Blog

Big Data Jargon | FAQ’s and EVERYTHING you wanted to know and didn’t ask about Big Data …

What is Big Data?

Everyone has their their own definition, I will share with you my definition, and i hope it helps. Big Data is an ecosystem. like saying computer science , electronics etc. The ecosystem was designed to solve  particular set of problems :

  1. Ingestion  –  The data coming into our data lake.
  2. Transformation – converting a data from one type to another – e.g  JSON into CSV.
  3. Modeling – Querying and analyzing the data
  4. Presentation – Queuing the data from your BI and or Application.

So, again what is big data? it is a methodology to solve problems of scalability of tour data platform. you have a big data problem if your infrastructure is unable to process the amount of data you currently have.  This methodology was to designed to help analyze let in a scalable manner and grow as you grow. see example below in the picture, and read more in this lecure: AWS Big Data demystified.

What is Scale up ( = Scale Vertically)?

Scale up – An old Architecture practice. Used mainly in OLTP Databases and monolith applications.  Imagine any Database, and you seem to be having difficulties querying data on it. Then, your IT guys will hint it is probably a resources issue,  and they will throw some more resources on it (CPU, RAM, faster disk). It will probably work, until you hit a point the utilization is low, and you still unable to process data. This my friend is a big data problem, and you may need to consider to switch to a technology where the architecture practice is Scale Out.

What is Scale Out ( = Scale Horizontally) ?

An current architecture practice, Used mainly in distributed applications such as Hadoop. The basic id is – when you hit a stage where the cluster is responding slow, just add another machine to the cluster and entire workload will benefit from this change as the workload is equally distributed on all the machines in the cluster. the more node you have in the cluster, the more performance you get.

Scale Up VS Scale Out ?

Scale Up ( = Scale Vertically) pros and cons

Usually a Small cluster , Usually active/passive like architecture. When you ran out of resources , you increase resources per machine. In the world of Big Data, it is good idea for Power Queries such as Joins. Anti pattern of such a architecture is  Parallelism. Many analysts working on the same cluster. I.e 50 analysts running join query on a scale up architecture, will not work as each of the join queries will consume most the machines resources.

→ Extracted entries:
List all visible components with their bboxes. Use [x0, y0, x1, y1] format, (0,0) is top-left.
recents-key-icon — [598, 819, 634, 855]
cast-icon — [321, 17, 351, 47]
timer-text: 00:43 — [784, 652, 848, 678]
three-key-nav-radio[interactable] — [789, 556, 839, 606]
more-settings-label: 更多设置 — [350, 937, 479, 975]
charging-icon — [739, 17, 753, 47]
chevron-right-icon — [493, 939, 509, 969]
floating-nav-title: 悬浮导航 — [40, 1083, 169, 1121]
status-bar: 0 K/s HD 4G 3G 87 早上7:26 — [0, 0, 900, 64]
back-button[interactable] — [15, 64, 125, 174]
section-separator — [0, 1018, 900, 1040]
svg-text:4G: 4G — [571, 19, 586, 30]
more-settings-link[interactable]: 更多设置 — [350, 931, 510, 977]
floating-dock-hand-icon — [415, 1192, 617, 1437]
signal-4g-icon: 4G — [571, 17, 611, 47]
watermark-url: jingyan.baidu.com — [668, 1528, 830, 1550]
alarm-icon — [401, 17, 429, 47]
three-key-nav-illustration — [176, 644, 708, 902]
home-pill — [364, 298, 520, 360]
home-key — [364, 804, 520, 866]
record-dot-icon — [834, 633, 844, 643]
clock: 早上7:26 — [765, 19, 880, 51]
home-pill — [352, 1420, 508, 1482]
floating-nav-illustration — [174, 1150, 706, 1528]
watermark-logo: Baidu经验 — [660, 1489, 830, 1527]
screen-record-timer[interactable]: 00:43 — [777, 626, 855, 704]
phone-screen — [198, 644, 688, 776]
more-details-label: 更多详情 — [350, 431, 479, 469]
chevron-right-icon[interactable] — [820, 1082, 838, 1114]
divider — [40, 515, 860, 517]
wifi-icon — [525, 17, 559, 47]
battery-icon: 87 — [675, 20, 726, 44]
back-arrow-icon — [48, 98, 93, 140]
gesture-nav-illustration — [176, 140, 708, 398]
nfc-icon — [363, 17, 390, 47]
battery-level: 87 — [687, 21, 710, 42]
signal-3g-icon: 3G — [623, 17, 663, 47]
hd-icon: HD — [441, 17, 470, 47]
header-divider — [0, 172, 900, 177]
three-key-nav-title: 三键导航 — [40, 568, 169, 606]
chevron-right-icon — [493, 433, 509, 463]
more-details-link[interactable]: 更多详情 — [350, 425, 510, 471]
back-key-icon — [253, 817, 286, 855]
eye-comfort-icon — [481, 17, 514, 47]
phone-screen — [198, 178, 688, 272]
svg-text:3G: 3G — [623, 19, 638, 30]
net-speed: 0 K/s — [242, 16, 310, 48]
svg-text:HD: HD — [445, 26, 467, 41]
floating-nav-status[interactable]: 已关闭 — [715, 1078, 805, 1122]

→ Tasks to carry out:
1. Using the blog post above, answer these:
(a) What example does it give of converting data from one type to another?
(b) Which resources do the IT staff add to a database when scaling up?
(c) Which distributed application is named as an example that uses scale out?
2. Please reproduce everything in the blog post from "Everyone has their" down to "our data lake.".

→ Answers per task:
1.
(a) JSON into CSV.
(b) CPU, RAM, and a faster disk.
(c) Hadoop.

2.
Everyone has their their own definition, I will share with you my definition, and i hope it helps. Big Data is an ecosystem. like saying computer science , electronics etc. The ecosystem was designed to solve  particular set of problems :

  1. Ingestion  –  The data coming into our data lake.